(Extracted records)

****************

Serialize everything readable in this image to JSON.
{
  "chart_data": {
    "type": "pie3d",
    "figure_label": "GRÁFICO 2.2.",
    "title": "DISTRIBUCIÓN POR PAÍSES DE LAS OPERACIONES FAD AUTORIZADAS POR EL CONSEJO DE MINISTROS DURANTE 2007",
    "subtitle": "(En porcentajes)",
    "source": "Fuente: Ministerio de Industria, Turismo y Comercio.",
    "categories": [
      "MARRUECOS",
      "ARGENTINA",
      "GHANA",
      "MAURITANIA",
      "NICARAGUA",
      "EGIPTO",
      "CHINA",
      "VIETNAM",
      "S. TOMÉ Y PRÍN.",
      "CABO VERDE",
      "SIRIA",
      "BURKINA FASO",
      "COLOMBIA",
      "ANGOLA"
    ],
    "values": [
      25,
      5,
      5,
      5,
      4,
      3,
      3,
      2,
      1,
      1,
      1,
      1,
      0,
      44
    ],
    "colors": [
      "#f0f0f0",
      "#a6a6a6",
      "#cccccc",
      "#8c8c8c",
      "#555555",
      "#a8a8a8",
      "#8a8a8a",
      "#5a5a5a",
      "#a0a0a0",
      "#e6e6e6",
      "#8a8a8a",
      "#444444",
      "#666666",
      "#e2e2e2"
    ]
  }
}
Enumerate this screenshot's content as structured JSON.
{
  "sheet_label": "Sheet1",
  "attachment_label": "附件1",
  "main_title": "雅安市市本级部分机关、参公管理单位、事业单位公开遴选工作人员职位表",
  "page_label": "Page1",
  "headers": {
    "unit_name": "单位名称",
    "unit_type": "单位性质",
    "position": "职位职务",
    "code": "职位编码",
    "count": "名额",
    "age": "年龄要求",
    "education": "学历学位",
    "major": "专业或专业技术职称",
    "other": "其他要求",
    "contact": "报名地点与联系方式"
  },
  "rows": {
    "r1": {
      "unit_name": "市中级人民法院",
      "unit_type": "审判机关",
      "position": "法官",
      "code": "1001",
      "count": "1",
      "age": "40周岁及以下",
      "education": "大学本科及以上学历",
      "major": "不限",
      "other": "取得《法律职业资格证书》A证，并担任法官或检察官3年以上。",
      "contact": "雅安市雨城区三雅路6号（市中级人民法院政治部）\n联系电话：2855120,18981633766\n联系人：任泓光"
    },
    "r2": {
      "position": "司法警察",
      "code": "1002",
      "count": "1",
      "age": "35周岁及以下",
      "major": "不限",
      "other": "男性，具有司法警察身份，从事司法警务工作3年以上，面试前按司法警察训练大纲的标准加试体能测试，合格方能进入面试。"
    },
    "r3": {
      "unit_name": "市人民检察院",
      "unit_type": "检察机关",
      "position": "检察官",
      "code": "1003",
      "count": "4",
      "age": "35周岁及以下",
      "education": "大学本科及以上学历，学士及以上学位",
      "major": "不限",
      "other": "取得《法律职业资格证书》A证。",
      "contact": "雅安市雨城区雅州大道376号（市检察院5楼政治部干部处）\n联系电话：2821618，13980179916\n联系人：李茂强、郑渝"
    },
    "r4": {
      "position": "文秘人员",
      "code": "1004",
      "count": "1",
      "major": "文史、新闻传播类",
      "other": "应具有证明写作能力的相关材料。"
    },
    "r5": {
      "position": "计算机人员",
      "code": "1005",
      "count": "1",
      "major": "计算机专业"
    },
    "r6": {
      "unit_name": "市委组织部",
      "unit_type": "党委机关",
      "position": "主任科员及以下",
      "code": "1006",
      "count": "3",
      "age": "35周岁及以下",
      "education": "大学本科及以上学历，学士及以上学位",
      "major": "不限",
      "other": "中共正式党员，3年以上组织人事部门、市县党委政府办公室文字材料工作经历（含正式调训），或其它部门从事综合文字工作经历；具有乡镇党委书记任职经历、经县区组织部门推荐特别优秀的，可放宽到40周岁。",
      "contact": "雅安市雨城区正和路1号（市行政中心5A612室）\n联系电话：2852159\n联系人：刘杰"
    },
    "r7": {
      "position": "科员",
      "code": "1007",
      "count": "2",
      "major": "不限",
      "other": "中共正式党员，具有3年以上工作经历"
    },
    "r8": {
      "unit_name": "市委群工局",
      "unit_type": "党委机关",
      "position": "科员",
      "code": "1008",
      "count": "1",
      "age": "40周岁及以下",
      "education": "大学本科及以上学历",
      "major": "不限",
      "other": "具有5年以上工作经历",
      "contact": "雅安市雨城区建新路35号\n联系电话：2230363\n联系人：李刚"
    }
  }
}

****************

BRIEF: Restate the listing above word for word.

RESULT OF THIS EXERCISE:
Serialize everything readable in this image to JSON.
{
  "chart_data": {
    "type": "pie3d",
    "figure_label": "GRÁFICO 2.2.",
    "title": "DISTRIBUCIÓN POR PAÍSES DE LAS OPERACIONES FAD AUTORIZADAS POR EL CONSEJO DE MINISTROS DURANTE 2007",
    "subtitle": "(En porcentajes)",
    "source": "Fuente: Ministerio de Industria, Turismo y Comercio.",
    "categories": [
      "MARRUECOS",
      "ARGENTINA",
      "GHANA",
      "MAURITANIA",
      "NICARAGUA",
      "EGIPTO",
      "CHINA",
      "VIETNAM",
      "S. TOMÉ Y PRÍN.",
      "CABO VERDE",
      "SIRIA",
      "BURKINA FASO",
      "COLOMBIA",
      "ANGOLA"
    ],
    "values": [
      25,
      5,
      5,
      5,
      4,
      3,
      3,
      2,
      1,
      1,
      1,
      1,
      0,
      44
    ],
    "colors": [
      "#f0f0f0",
      "#a6a6a6",
      "#cccccc",
      "#8c8c8c",
      "#555555",
      "#a8a8a8",
      "#8a8a8a",
      "#5a5a5a",
      "#a0a0a0",
      "#e6e6e6",
      "#8a8a8a",
      "#444444",
      "#666666",
      "#e2e2e2"
    ]
  }
}
Enumerate this screenshot's content as structured JSON.
{
  "sheet_label": "Sheet1",
  "attachment_label": "附件1",
  "main_title": "雅安市市本级部分机关、参公管理单位、事业单位公开遴选工作人员职位表",
  "page_label": "Page1",
  "headers": {
    "unit_name": "单位名称",
    "unit_type": "单位性质",
    "position": "职位职务",
    "code": "职位编码",
    "count": "名额",
    "age": "年龄要求",
    "education": "学历学位",
    "major": "专业或专业技术职称",
    "other": "其他要求",
    "contact": "报名地点与联系方式"
  },
  "rows": {
    "r1": {
      "unit_name": "市中级人民法院",
      "unit_type": "审判机关",
      "position": "法官",
      "code": "1001",
      "count": "1",
      "age": "40周岁及以下",
      "education": "大学本科及以上学历",
      "major": "不限",
      "other": "取得《法律职业资格证书》A证，并担任法官或检察官3年以上。",
      "contact": "雅安市雨城区三雅路6号（市中级人民法院政治部）\n联系电话：2855120,18981633766\n联系人：任泓光"
    },
    "r2": {
      "position": "司法警察",
      "code": "1002",
      "count": "1",
      "age": "35周岁及以下",
      "major": "不限",
      "other": "男性，具有司法警察身份，从事司法警务工作3年以上，面试前按司法警察训练大纲的标准加试体能测试，合格方能进入面试。"
    },
    "r3": {
      "unit_name": "市人民检察院",
      "unit_type": "检察机关",
      "position": "检察官",
      "code": "1003",
      "count": "4",
      "age": "35周岁及以下",
      "education": "大学本科及以上学历，学士及以上学位",
      "major": "不限",
      "other": "取得《法律职业资格证书》A证。",
      "contact": "雅安市雨城区雅州大道376号（市检察院5楼政治部干部处）\n联系电话：2821618，13980179916\n联系人：李茂强、郑渝"
    },
    "r4": {
      "position": "文秘人员",
      "code": "1004",
      "count": "1",
      "major": "文史、新闻传播类",
      "other": "应具有证明写作能力的相关材料。"
    },
    "r5": {
      "position": "计算机人员",
      "code": "1005",
      "count": "1",
      "major": "计算机专业"
    },
    "r6": {
      "unit_name": "市委组织部",
      "unit_type": "党委机关",
      "position": "主任科员及以下",
      "code": "1006",
      "count": "3",
      "age": "35周岁及以下",
      "education": "大学本科及以上学历，学士及以上学位",
      "major": "不限",
      "other": "中共正式党员，3年以上组织人事部门、市县党委政府办公室文字材料工作经历（含正式调训），或其它部门从事综合文字工作经历；具有乡镇党委书记任职经历、经县区组织部门推荐特别优秀的，可放宽到40周岁。",
      "contact": "雅安市雨城区正和路1号（市行政中心5A612室）\n联系电话：2852159\n联系人：刘杰"
    },
    "r7": {
      "position": "科员",
      "code": "1007",
      "count": "2",
      "major": "不限",
      "other": "中共正式党员，具有3年以上工作经历"
    },
    "r8": {
      "unit_name": "市委群工局",
      "unit_type": "党委机关",
      "position": "科员",
      "code": "1008",
      "count": "1",
      "age": "40周岁及以下",
      "education": "大学本科及以上学历",
      "major": "不限",
      "other": "具有5年以上工作经历",
      "contact": "雅安市雨城区建新路35号\n联系电话：2230363\n联系人：李刚"
    }
  }
}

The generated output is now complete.